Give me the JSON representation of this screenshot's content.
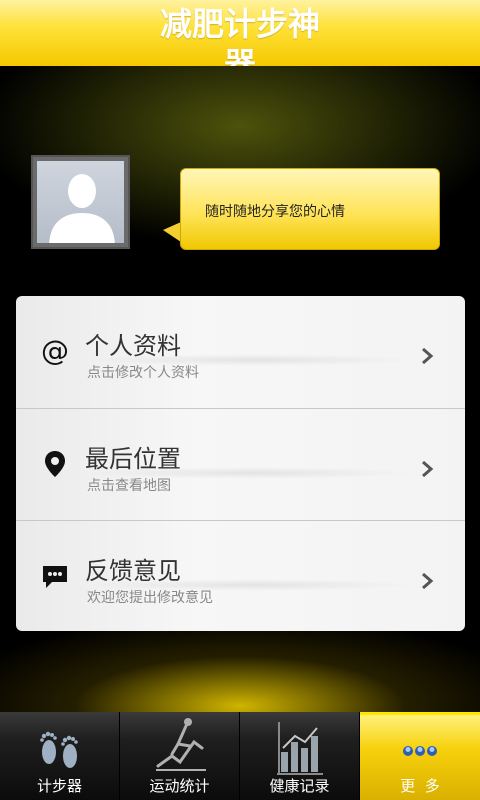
{
  "header": {
    "title": "减肥计步神器"
  },
  "profile": {
    "status_placeholder": "随时随地分享您的心情"
  },
  "menu": {
    "items": [
      {
        "icon": "at-icon",
        "label": "个人资料",
        "sub": "点击修改个人资料"
      },
      {
        "icon": "location-pin-icon",
        "label": "最后位置",
        "sub": "点击查看地图"
      },
      {
        "icon": "chat-bubble-icon",
        "label": "反馈意见",
        "sub": "欢迎您提出修改意见"
      }
    ]
  },
  "tabs": [
    {
      "icon": "footprints-icon",
      "label": "计步器"
    },
    {
      "icon": "runner-stats-icon",
      "label": "运动统计"
    },
    {
      "icon": "bar-chart-icon",
      "label": "健康记录"
    },
    {
      "icon": "more-dots-icon",
      "label": "更  多",
      "active": true
    }
  ],
  "colors": {
    "accent": "#f5c800",
    "card_bg": "#f3f3f3",
    "tab_bg": "#1f1f1f"
  }
}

*AIM*.
Pull out every line above that holds the word "label".

*FULL RESPONSE*.
        "label": "个人资料",
        "label": "最后位置",
        "label": "反馈意见",
      "label": "计步器"
      "label": "运动统计"
      "label": "健康记录"
      "label": "更  多",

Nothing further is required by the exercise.